- _THE TASK_:
Copy everything from the line containing "Identify all the" down to the line containing "data-point [1251, 300, 1257, 307]", swapping "data-point" for "plot marker" and changing nothing else. Omit the pictures from your answer.

- _SOURCE MATERIAL_:
========

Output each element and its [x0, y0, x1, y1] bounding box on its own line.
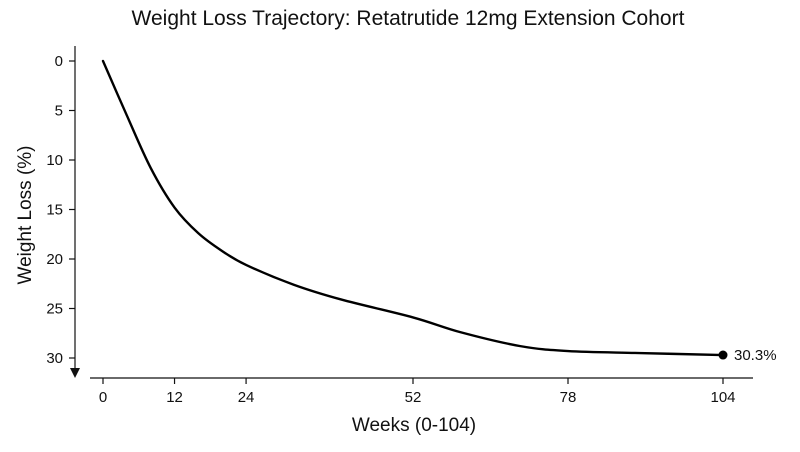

========

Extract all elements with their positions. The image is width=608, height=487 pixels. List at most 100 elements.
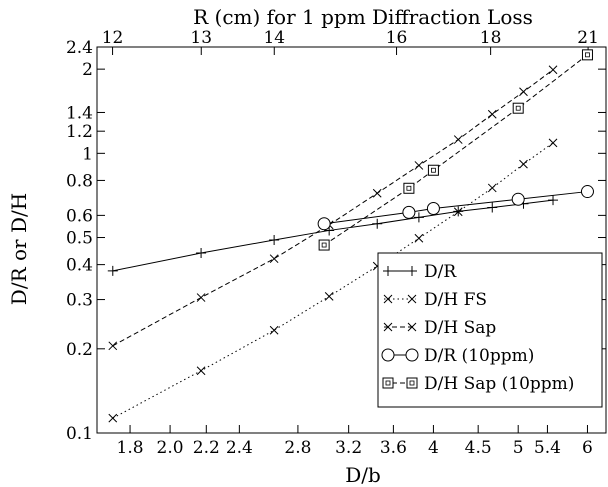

========

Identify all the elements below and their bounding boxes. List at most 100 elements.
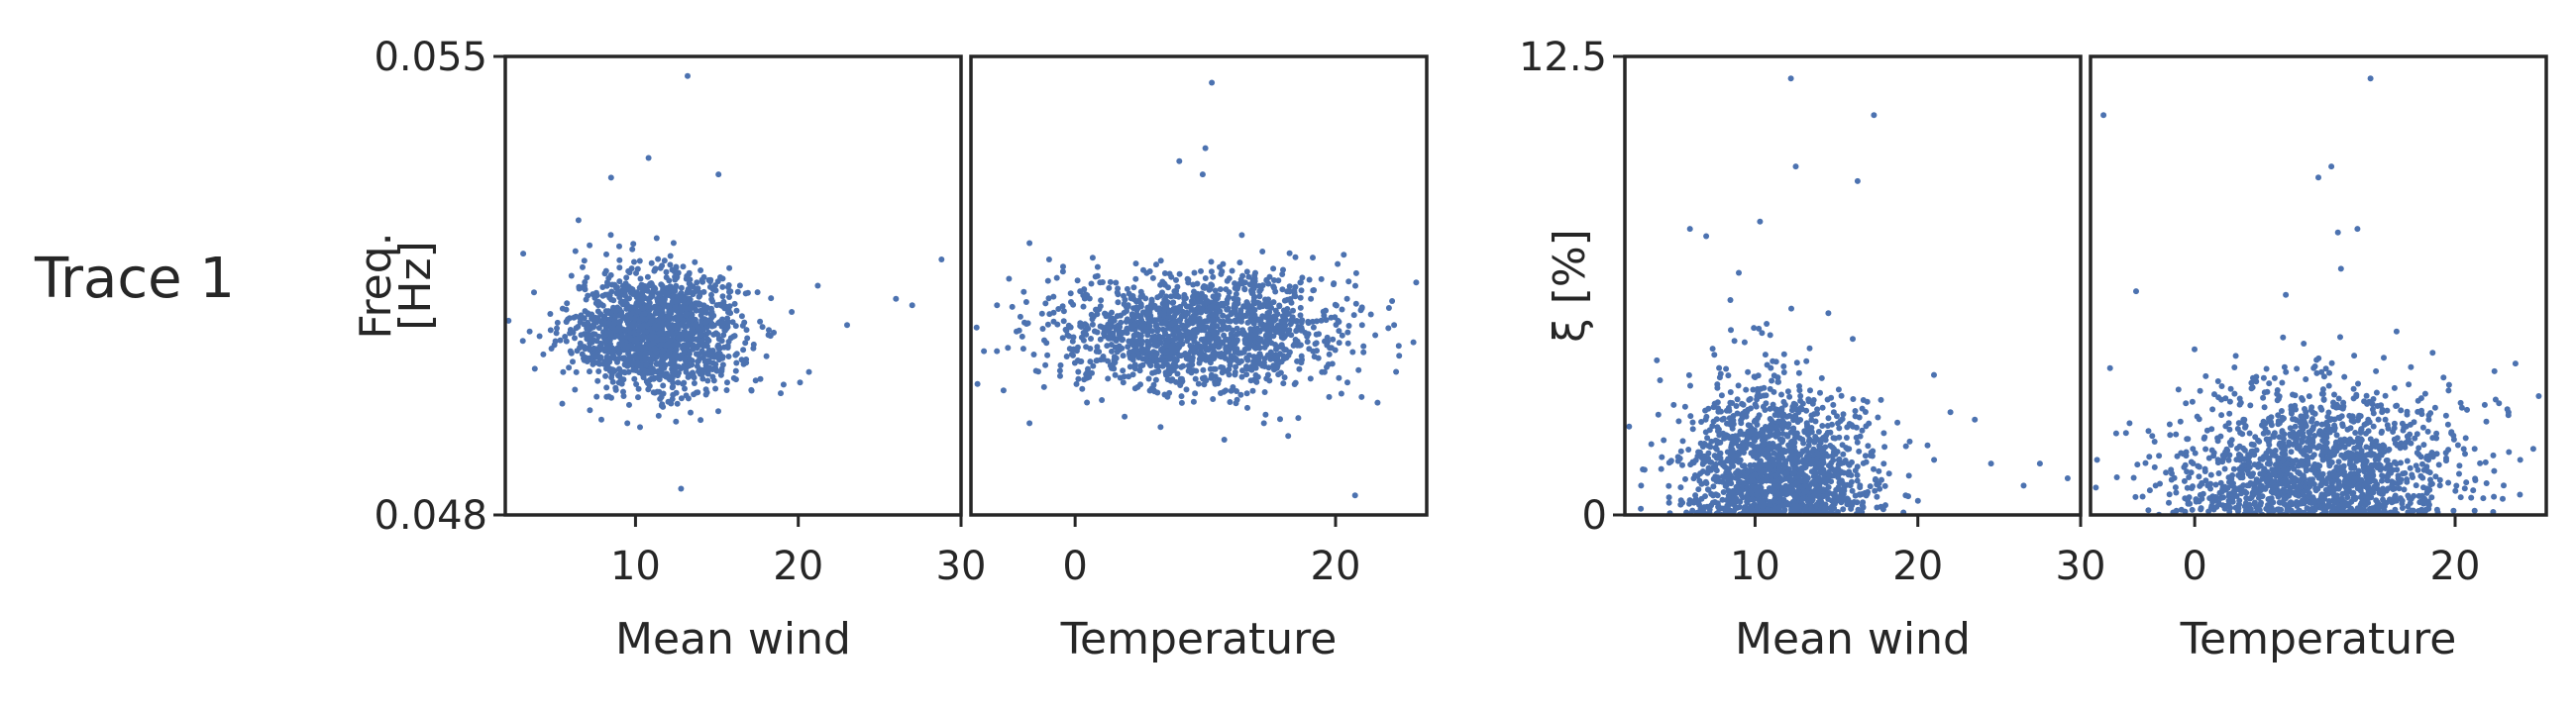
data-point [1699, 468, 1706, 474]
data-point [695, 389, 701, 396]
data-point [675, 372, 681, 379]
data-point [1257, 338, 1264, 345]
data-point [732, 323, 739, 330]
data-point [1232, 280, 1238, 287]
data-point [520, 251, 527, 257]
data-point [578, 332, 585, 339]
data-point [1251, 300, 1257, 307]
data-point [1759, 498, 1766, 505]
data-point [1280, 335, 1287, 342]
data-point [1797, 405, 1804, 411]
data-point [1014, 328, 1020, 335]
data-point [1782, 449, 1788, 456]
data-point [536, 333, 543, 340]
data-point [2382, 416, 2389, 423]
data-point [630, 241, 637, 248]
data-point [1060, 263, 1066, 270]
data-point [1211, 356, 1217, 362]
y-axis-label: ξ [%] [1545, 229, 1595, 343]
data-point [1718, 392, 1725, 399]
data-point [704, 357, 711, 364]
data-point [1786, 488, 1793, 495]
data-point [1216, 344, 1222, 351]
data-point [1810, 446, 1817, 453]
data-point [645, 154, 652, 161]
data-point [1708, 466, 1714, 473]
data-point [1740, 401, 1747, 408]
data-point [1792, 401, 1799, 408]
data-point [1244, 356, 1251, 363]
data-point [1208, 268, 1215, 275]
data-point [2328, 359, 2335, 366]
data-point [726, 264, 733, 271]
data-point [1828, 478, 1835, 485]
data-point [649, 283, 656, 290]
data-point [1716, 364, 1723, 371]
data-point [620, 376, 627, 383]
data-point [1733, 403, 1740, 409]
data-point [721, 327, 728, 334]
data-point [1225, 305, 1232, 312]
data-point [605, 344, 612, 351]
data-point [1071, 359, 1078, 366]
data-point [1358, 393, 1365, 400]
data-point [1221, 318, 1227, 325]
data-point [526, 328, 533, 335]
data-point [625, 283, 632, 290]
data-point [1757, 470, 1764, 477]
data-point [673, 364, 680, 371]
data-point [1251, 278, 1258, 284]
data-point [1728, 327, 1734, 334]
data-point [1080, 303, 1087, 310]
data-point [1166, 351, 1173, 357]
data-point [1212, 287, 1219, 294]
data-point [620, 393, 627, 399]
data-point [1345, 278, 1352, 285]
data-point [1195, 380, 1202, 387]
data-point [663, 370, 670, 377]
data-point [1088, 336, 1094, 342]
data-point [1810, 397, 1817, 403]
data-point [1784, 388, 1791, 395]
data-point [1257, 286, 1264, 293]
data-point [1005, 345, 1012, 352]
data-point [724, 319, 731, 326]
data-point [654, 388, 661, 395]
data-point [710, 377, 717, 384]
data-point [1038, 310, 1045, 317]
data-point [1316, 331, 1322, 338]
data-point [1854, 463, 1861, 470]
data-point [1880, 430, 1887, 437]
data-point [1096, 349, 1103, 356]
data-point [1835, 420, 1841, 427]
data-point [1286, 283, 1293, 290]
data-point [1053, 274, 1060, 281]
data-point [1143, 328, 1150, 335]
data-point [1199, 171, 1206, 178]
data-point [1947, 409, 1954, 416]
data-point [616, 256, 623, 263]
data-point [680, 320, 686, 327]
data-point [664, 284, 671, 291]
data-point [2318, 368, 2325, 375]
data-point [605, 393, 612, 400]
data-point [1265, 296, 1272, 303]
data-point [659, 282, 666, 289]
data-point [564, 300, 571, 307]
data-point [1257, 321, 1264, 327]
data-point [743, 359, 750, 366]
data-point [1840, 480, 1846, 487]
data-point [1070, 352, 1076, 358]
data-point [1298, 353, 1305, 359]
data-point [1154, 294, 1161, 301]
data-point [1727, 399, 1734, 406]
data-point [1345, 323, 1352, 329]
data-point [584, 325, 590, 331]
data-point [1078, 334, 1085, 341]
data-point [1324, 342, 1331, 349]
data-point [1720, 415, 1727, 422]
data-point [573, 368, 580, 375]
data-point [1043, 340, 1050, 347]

========

- _COMPLETED EXERCISE_:
Identify all the elements below and their bounding boxes. List at most 100 elements.
plot marker [1699, 468, 1706, 474]
plot marker [695, 389, 701, 396]
plot marker [675, 372, 681, 379]
plot marker [1257, 338, 1264, 345]
plot marker [732, 323, 739, 330]
plot marker [1232, 280, 1238, 287]
plot marker [520, 251, 527, 257]
plot marker [578, 332, 585, 339]
plot marker [1251, 300, 1257, 307]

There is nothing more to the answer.